• Given problem:
Go through the listing beneath this task and return every line that carries the string "totam".

• Material:
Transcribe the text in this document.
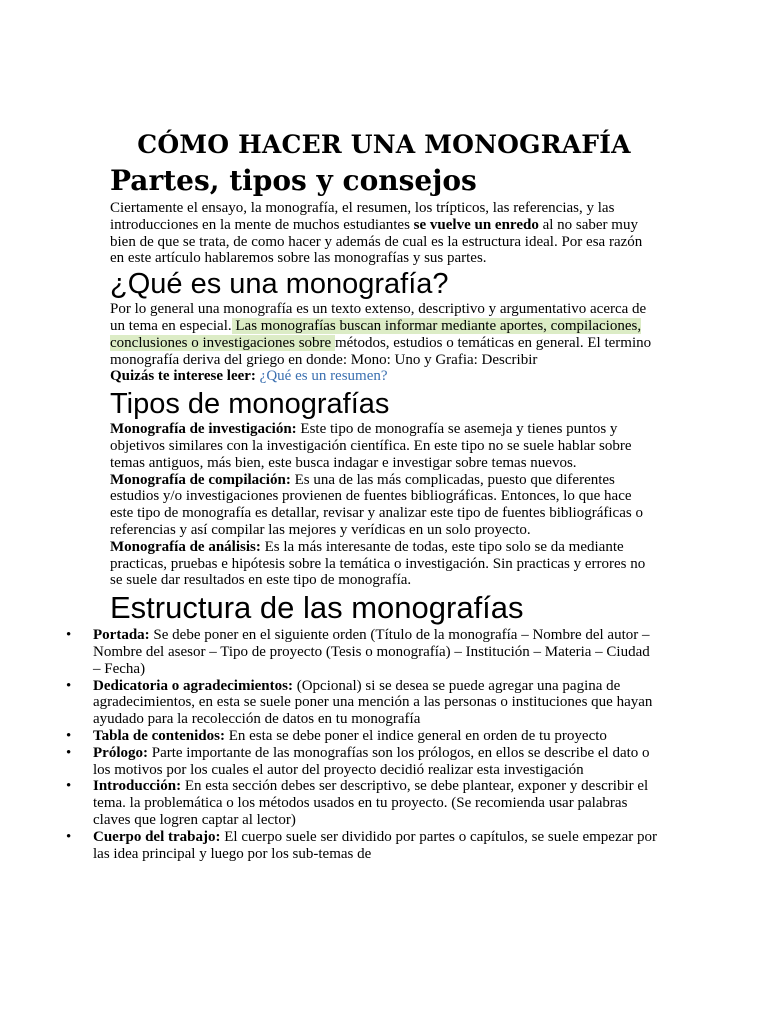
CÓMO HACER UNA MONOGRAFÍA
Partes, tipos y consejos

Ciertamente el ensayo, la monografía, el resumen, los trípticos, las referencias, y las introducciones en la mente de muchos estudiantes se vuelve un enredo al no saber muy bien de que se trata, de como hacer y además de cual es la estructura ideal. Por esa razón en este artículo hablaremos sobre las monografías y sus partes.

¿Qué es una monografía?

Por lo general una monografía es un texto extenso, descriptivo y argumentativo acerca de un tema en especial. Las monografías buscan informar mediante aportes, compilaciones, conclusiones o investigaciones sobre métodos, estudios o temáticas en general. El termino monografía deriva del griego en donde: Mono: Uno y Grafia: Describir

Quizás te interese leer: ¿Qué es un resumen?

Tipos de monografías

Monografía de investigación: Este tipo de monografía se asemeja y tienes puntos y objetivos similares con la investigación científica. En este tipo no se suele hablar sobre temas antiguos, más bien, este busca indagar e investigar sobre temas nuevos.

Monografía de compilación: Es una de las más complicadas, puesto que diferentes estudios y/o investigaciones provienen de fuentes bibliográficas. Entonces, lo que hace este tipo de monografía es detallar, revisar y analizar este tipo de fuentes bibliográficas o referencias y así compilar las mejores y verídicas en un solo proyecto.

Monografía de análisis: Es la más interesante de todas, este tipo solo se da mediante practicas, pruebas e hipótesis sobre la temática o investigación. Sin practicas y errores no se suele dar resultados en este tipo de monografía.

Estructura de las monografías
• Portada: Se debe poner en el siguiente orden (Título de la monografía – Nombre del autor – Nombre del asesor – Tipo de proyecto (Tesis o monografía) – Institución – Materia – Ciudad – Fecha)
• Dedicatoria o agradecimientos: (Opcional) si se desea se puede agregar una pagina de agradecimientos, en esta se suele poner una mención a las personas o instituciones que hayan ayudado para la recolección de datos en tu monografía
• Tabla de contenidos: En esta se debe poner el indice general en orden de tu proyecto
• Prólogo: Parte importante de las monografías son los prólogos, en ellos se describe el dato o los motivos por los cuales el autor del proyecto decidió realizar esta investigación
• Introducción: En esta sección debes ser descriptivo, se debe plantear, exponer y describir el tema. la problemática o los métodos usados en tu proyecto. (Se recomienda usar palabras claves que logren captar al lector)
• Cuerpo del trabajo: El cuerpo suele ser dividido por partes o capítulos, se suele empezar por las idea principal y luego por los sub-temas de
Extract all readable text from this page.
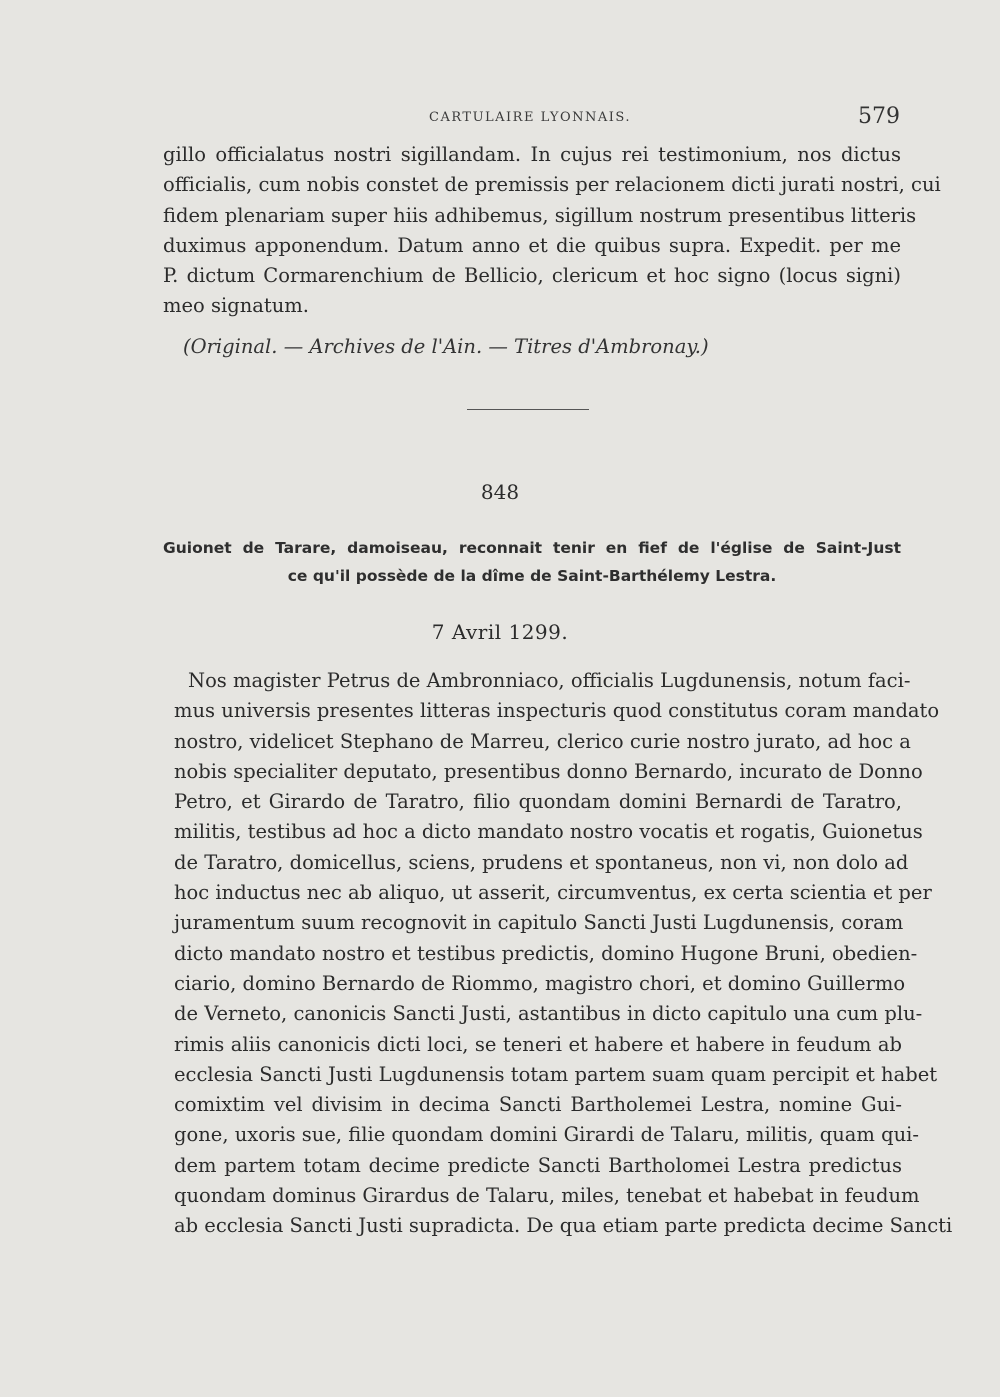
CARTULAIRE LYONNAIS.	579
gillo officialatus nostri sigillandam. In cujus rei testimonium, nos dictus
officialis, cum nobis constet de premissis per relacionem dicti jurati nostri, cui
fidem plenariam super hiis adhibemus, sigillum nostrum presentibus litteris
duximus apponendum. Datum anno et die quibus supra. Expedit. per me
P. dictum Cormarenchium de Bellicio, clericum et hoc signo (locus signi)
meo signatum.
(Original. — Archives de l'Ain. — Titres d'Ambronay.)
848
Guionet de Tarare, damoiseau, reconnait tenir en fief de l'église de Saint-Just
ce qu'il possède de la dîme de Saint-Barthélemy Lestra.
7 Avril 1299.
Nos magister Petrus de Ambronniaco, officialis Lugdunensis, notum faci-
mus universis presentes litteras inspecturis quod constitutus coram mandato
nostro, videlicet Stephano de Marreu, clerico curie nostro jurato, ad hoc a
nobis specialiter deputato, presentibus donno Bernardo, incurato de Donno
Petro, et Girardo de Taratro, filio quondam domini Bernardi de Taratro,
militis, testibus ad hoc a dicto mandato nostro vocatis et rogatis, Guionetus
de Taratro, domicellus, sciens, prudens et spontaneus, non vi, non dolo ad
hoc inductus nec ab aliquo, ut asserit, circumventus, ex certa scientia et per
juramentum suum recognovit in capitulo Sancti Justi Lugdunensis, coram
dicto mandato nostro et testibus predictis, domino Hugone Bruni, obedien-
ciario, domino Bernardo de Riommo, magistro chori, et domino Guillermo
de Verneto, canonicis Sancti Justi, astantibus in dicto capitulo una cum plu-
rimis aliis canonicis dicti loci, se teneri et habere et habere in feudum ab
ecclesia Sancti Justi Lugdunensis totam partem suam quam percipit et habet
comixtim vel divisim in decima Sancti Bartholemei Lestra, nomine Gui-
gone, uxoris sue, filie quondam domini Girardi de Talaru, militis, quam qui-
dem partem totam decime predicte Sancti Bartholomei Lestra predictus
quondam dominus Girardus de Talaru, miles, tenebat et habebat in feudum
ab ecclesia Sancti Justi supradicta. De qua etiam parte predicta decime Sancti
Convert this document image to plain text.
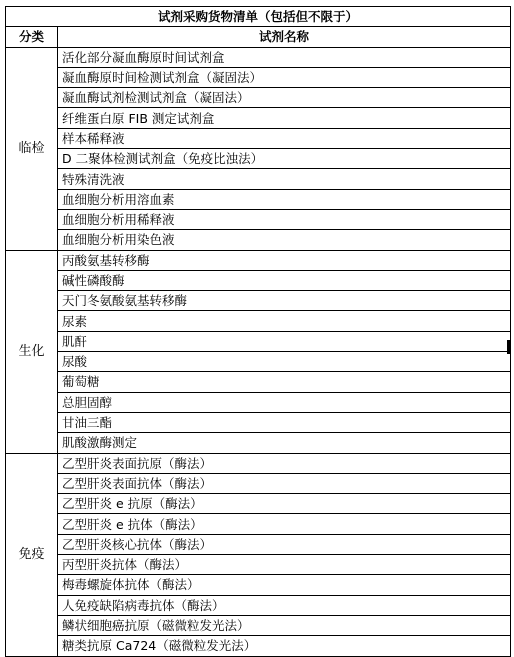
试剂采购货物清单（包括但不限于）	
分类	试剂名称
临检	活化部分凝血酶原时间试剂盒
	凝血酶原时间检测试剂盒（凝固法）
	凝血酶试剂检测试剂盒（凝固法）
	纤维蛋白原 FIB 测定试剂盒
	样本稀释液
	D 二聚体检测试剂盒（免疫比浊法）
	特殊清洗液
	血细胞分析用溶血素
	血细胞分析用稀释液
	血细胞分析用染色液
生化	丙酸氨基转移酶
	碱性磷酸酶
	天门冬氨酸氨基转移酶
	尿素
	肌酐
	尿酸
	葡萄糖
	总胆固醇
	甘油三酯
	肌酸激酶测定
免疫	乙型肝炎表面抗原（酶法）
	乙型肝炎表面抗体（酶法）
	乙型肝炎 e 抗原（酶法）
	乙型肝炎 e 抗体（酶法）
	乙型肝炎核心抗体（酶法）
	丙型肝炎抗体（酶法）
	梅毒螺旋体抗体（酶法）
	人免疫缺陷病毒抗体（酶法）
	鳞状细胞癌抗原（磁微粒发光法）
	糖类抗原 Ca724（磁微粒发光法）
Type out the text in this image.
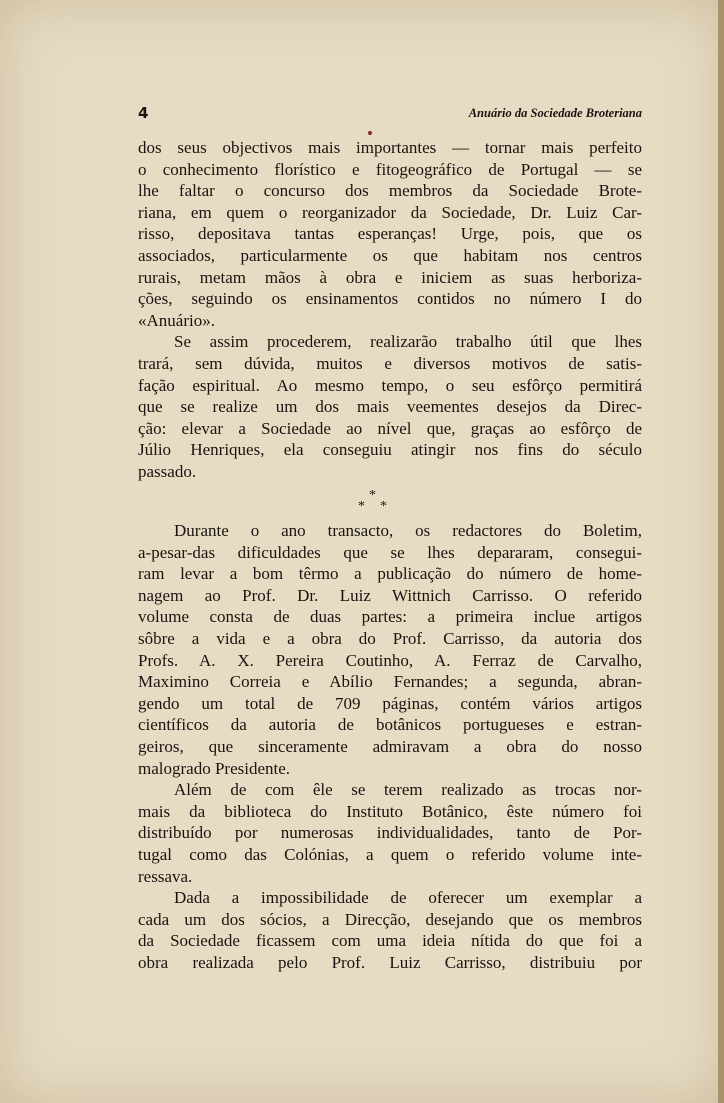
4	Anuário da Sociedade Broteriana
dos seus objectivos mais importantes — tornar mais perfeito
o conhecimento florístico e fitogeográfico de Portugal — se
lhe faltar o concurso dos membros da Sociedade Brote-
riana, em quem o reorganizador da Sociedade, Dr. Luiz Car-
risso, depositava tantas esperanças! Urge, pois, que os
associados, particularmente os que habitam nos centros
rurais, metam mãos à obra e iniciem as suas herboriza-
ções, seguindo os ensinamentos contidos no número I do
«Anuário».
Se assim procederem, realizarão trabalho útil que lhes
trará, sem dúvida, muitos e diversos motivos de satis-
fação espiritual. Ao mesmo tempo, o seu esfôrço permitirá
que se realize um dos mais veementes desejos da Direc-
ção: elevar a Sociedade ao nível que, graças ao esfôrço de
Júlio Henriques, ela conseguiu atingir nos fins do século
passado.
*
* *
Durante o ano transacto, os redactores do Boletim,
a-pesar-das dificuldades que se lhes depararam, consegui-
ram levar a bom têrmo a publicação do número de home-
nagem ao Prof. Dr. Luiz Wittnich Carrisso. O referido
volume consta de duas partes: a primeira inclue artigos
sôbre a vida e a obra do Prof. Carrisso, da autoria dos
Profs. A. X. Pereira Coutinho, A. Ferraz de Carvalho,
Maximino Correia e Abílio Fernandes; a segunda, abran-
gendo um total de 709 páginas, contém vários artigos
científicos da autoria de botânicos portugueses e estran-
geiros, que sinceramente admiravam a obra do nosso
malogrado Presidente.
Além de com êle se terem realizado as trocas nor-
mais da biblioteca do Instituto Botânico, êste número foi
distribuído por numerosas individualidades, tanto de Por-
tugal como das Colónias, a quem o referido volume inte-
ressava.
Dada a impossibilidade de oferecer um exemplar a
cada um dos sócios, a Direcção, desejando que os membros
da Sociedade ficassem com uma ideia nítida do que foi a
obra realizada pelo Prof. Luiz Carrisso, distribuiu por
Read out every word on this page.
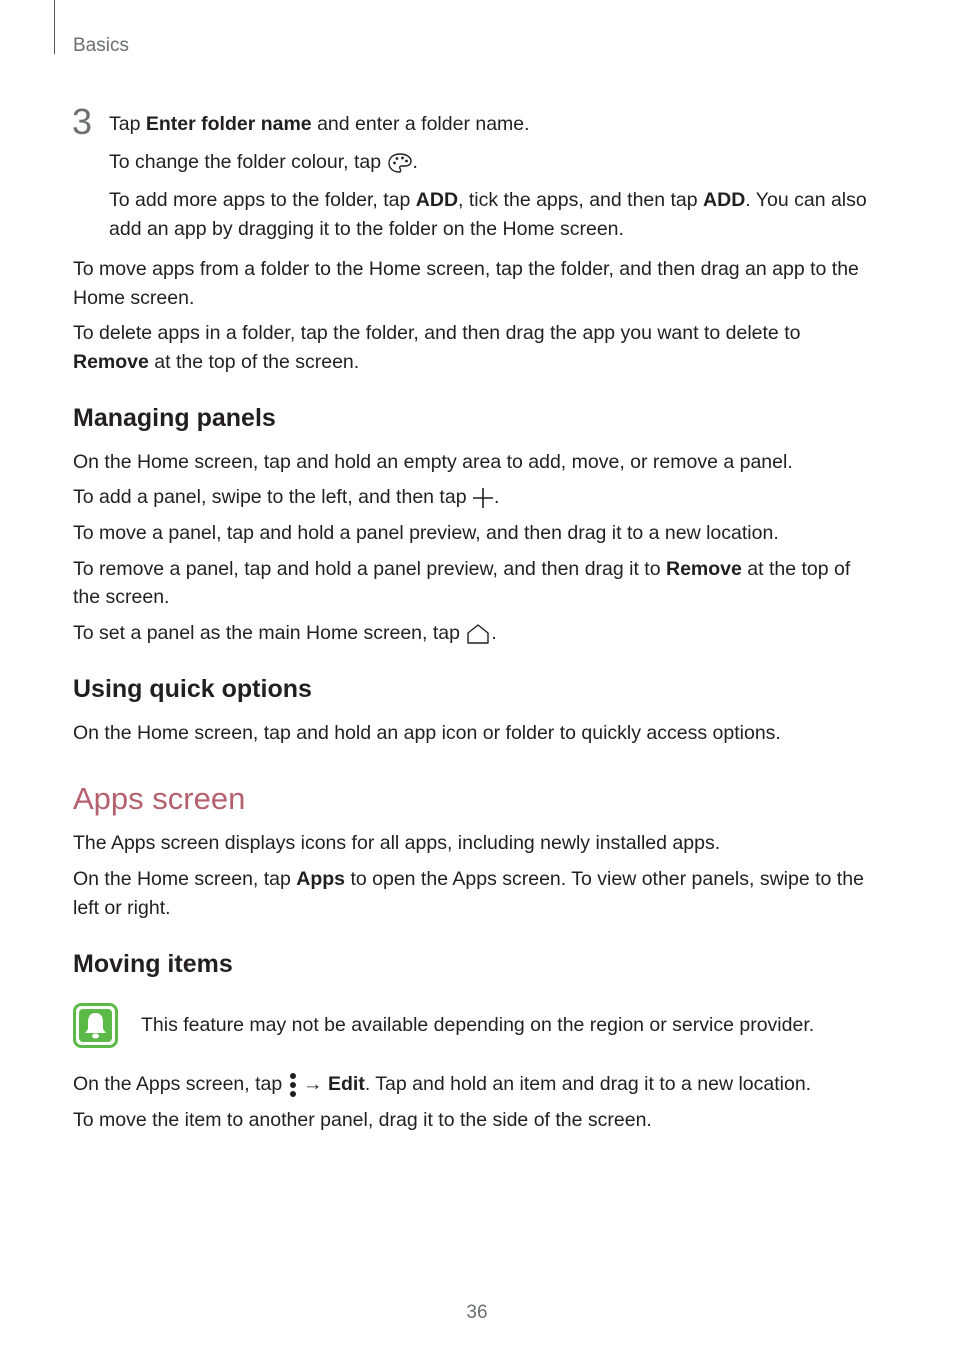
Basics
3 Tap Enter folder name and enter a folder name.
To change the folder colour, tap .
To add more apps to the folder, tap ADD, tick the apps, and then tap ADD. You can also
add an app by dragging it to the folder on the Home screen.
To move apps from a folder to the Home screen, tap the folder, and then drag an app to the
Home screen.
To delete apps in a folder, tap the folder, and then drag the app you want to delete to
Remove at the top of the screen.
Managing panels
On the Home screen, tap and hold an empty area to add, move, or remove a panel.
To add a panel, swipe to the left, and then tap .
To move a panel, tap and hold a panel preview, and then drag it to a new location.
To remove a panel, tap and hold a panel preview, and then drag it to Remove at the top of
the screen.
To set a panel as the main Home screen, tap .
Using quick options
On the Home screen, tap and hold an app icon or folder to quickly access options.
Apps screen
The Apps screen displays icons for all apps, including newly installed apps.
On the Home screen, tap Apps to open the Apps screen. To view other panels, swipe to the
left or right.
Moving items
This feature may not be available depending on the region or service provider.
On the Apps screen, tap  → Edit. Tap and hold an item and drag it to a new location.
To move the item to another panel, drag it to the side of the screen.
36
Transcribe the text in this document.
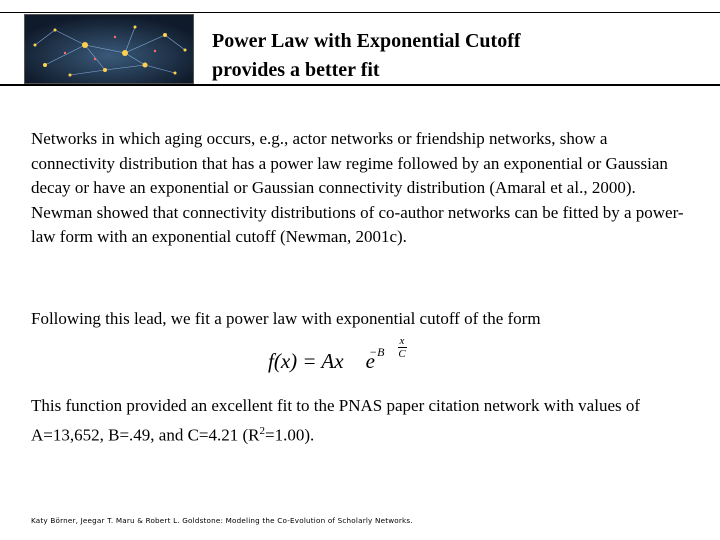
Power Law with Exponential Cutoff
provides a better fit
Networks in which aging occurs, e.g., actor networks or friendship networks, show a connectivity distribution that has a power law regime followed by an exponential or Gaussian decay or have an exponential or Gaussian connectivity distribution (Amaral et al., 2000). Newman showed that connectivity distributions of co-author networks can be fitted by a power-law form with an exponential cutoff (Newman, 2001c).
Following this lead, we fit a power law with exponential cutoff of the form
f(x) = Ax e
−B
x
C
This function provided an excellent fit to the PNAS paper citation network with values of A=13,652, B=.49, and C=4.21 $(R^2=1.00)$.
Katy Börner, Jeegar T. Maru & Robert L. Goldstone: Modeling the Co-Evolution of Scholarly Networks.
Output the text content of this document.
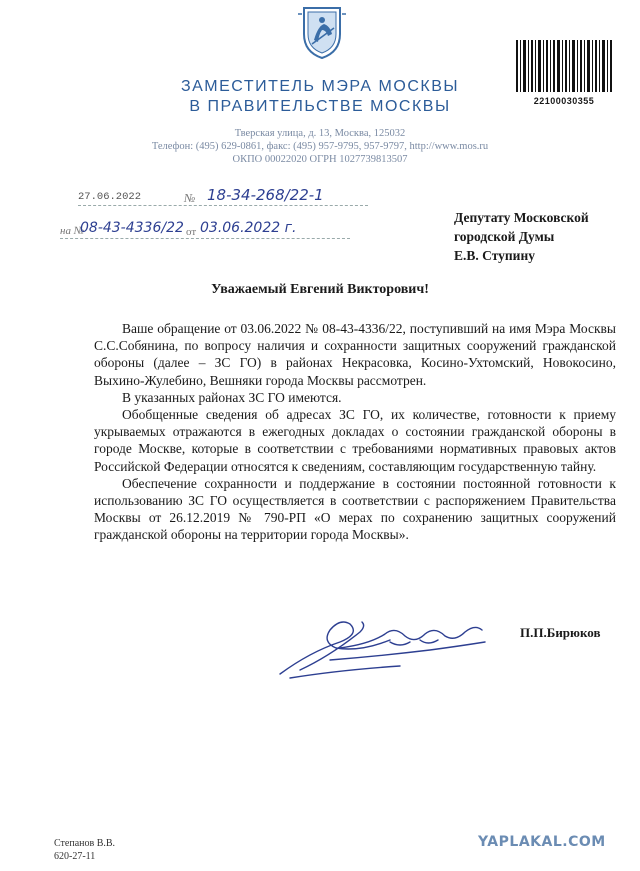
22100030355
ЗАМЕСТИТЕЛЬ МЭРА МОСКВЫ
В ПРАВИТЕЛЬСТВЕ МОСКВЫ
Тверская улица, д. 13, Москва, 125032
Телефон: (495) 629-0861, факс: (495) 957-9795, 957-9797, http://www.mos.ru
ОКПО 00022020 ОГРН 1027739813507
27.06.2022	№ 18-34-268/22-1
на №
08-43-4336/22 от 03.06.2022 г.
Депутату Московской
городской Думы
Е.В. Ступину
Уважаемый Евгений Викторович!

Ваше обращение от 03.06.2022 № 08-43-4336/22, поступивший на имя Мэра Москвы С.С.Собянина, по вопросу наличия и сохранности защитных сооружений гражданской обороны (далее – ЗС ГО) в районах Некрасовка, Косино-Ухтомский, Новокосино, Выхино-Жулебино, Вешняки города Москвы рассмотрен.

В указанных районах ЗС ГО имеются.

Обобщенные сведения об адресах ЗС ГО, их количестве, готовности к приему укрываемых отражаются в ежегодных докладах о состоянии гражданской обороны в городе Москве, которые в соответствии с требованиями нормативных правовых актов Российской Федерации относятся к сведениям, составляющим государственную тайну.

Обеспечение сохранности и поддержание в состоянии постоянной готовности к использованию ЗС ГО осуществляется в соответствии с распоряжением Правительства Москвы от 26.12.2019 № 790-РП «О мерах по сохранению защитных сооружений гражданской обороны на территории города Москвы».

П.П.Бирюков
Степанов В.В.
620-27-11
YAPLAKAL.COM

• Response:
ecclesia Sancti Justi Lugdunensis totam partem suam quam percipit et habet
dem partem totam decime predicte Sancti Bartholomei Lestra predictus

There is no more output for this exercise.